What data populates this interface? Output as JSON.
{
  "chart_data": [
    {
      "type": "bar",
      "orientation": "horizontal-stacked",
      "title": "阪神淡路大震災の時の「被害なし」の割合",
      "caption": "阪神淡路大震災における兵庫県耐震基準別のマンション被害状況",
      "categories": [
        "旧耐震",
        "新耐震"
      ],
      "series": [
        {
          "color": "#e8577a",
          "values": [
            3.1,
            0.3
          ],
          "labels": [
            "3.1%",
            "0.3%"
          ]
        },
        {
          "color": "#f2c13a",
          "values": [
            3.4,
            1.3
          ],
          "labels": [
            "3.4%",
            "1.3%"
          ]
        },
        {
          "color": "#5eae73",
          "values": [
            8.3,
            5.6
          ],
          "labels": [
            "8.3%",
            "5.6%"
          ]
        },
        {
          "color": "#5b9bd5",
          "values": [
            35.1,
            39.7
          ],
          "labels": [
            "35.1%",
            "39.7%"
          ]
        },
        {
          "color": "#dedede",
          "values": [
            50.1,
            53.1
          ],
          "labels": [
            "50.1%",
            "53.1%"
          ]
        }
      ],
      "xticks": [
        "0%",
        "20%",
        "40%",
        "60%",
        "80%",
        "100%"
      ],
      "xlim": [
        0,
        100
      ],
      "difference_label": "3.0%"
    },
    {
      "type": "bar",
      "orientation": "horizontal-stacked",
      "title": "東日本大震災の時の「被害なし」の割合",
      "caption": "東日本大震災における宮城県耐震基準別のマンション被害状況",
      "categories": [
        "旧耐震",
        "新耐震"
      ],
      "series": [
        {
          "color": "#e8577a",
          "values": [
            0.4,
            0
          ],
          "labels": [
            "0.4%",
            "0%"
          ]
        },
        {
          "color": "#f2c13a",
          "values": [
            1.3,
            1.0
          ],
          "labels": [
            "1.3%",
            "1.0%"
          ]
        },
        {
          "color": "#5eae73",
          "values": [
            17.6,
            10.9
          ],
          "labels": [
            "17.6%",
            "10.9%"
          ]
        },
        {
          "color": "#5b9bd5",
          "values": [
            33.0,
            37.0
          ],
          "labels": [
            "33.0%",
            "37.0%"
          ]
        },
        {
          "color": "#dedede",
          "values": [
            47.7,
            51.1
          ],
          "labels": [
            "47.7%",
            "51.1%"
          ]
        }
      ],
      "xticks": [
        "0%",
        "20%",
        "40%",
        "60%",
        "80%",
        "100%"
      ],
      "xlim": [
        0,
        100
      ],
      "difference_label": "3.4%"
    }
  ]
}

++++++++++

Go through the material and copy out every line with "被害なし" in it.

= Problem solution =
      "title": "阪神淡路大震災の時の「被害なし」の割合",
      "title": "東日本大震災の時の「被害なし」の割合",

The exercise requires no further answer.